### Page ###

Studio album by Peter Frampton
- Released: 26 May 1972 (UK) 10 July 1972 (US)
- Recorded: October 1971 – April 1972
- Studio: Olympic, London; Island, London;
- Genre: Hard rock
- Label: A&M
- Producer: Peter Frampton Chris Kimsey

Peter Frampton chronology
|  | Wind of Change (1972) | Frampton's Camel (1973) |

= Wind of Change (album) =

Wind of Change is the debut studio album by English guitarist and singer Peter Frampton, released in 1972 by A&M. The album features appearances by Ringo Starr, Billy Preston and Klaus Voormann.

Professional ratings
Review scores
| Source | Rating |
| AllMusic | Star |
| Christgau's Record Guide | B− |
| Encyclopedia of Popular Music | Star |
| The Rolling Stone Record Guide | Star |

== Background ==
Peter Frampton decided to remain with Humble Pie's U.S. label A&M, and assembled a supporting cast including Ringo Starr, Billy Preston, Spooky Tooth members Mick Jones and Mike Kellie, and former Herd member Andy Bown, for Wind of Change, his first solo effort following his departure from Humble Pie in 1971.

### Data entries ###

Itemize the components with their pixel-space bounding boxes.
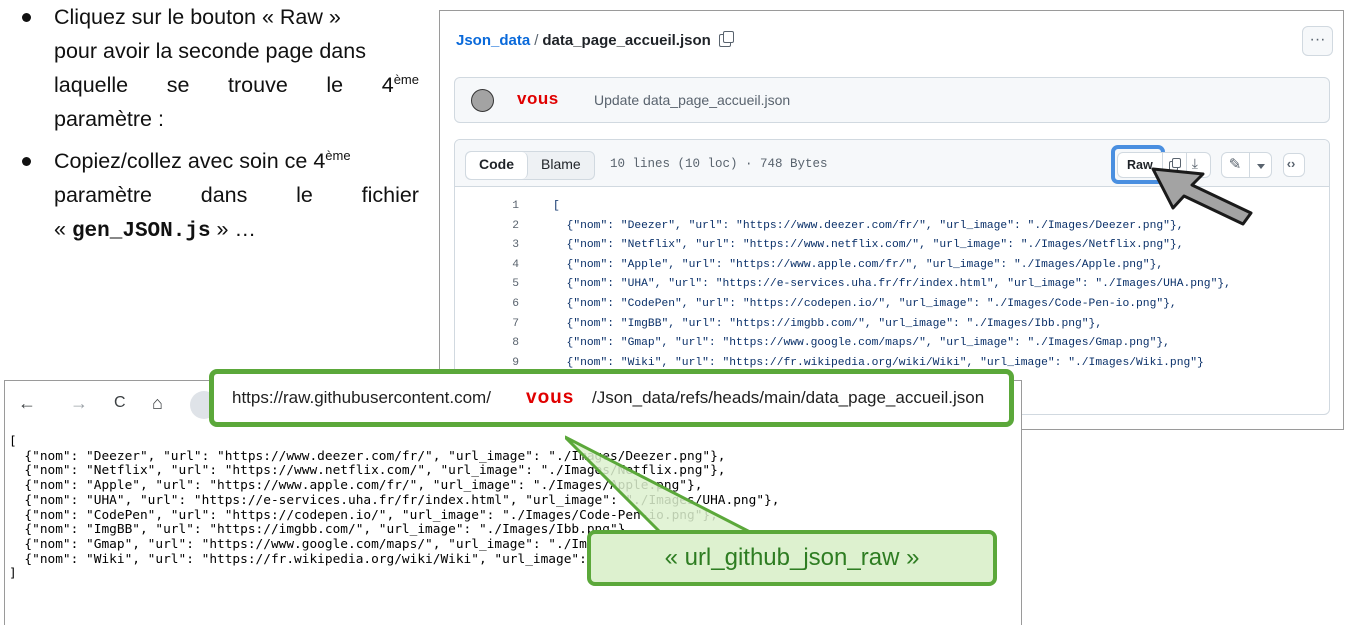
repo-link[interactable]: Json_data [456,32,530,49]
word: paramètre [54,183,152,207]
instruction-text: Cliquez sur le bouton « Raw » [54,5,341,29]
line-number[interactable]: 6 [455,295,553,315]
file-info: 10 lines (10 loc) · 748 Bytes [610,157,828,171]
word: 4ème [382,68,419,102]
reload-icon[interactable]: C [114,394,126,412]
instruction-text: paramètre : [54,107,164,131]
line-content: {"nom": "ImgBB", "url": "https://imgbb.c… [553,317,1103,330]
instruction-fragment: Copiez/collez avec soin ce 4 [54,149,326,173]
code-line: 8 {"nom": "Gmap", "url": "https://www.go… [455,334,1329,354]
back-arrow-icon[interactable]: ← [18,393,36,414]
line-content: {"nom": "Deezer", "url": "https://www.de… [553,219,1184,232]
word: le [296,183,313,207]
filename: gen_JSON.js [71,220,211,243]
line-number[interactable]: 7 [455,315,553,335]
code-line: 5 {"nom": "UHA", "url": "https://e-servi… [455,275,1329,295]
line-content: {"nom": "Apple", "url": "https://www.app… [553,258,1164,271]
word: laquelle [54,73,129,97]
line-number[interactable]: 1 [455,197,553,217]
line-number[interactable]: 8 [455,334,553,354]
quote-open: « [54,217,72,241]
line-number[interactable]: 4 [455,256,553,276]
latest-commit-bar: vous Update data_page_accueil.json [454,77,1330,123]
instruction-text: pour avoir la seconde page dans [54,39,366,63]
symbols-icon[interactable] [1282,153,1305,177]
word: trouve [228,73,288,97]
bullet-dot [22,157,31,166]
copy-path-icon[interactable] [718,31,734,47]
ordinal-suffix: ème [325,147,351,163]
more-options-button[interactable]: ··· [1302,26,1333,56]
commit-author[interactable]: vous [517,89,559,109]
ordinal-suffix: ème [393,71,419,87]
word: fichier [361,183,419,207]
breadcrumb: Json_data / data_page_accueil.json [456,31,734,49]
line-content: [ [553,200,560,212]
breadcrumb-separator: / [534,32,539,49]
instruction-text: paramètre dans le fichier [54,178,419,212]
line-number[interactable]: 2 [455,217,553,237]
line-content: {"nom": "Gmap", "url": "https://www.goog… [553,337,1170,350]
code-line: 4 {"nom": "Apple", "url": "https://www.a… [455,256,1329,276]
code-line: 7 {"nom": "ImgBB", "url": "https://imgbb… [455,315,1329,335]
word: se [166,73,190,97]
avatar[interactable] [471,89,494,112]
address-bar[interactable]: https://raw.githubusercontent.com/ vous … [209,369,1014,427]
forward-arrow-icon[interactable]: → [70,393,88,414]
instruction-step-1: Cliquez sur le bouton « Raw » pour avoir… [14,0,419,136]
ordinal-number: 4 [381,73,394,97]
tab-code[interactable]: Code [466,152,528,179]
line-content: {"nom": "Netflix", "url": "https://www.n… [553,239,1184,252]
callout-label: « url_github_json_raw » [587,530,997,586]
word: dans [200,183,248,207]
instruction-text: « gen_JSON.js » … [54,212,419,249]
instructions: Cliquez sur le bouton « Raw » pour avoir… [14,0,419,249]
code-line: 6 {"nom": "CodePen", "url": "https://cod… [455,295,1329,315]
file-name: data_page_accueil.json [542,32,711,49]
bullet-dot [22,13,31,22]
url-path: /Json_data/refs/heads/main/data_page_acc… [592,388,985,407]
code-line: 3 {"nom": "Netflix", "url": "https://www… [455,236,1329,256]
home-icon[interactable]: ⌂ [152,393,163,414]
tab-blame[interactable]: Blame [528,152,594,179]
word: le [326,73,344,97]
line-content: {"nom": "UHA", "url": "https://e-service… [553,278,1231,291]
instruction-text: laquelle se trouve le 4ème [54,68,419,102]
pointer-arrow-icon [1151,167,1253,226]
instruction-text: Copiez/collez avec soin ce 4ème [54,144,419,178]
view-toggle: Code Blame [465,151,595,180]
line-number[interactable]: 5 [455,275,553,295]
url-user: vous [526,387,575,408]
url-host: https://raw.githubusercontent.com/ [232,388,491,407]
commit-message[interactable]: Update data_page_accueil.json [594,92,790,108]
instruction-step-2: Copiez/collez avec soin ce 4ème paramètr… [14,144,419,249]
line-number[interactable]: 3 [455,236,553,256]
quote-close: » … [210,217,256,241]
line-content: {"nom": "CodePen", "url": "https://codep… [553,297,1177,310]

###

Exercise » Sum up the page about Wind of Change in two sentences. The lines of region boundary data stand apart from the page about Wind of Change.

Result of the exercise » Wind of Change is the debut studio album by English guitarist and singer Peter Frampton, released in 1972 by A&M and featuring appearances by Ringo Starr, Billy Preston and Klaus Voormann. It was his first solo effort after he left Humble Pie in 1971, and he chose to stay with that band's U.S. label, A&M.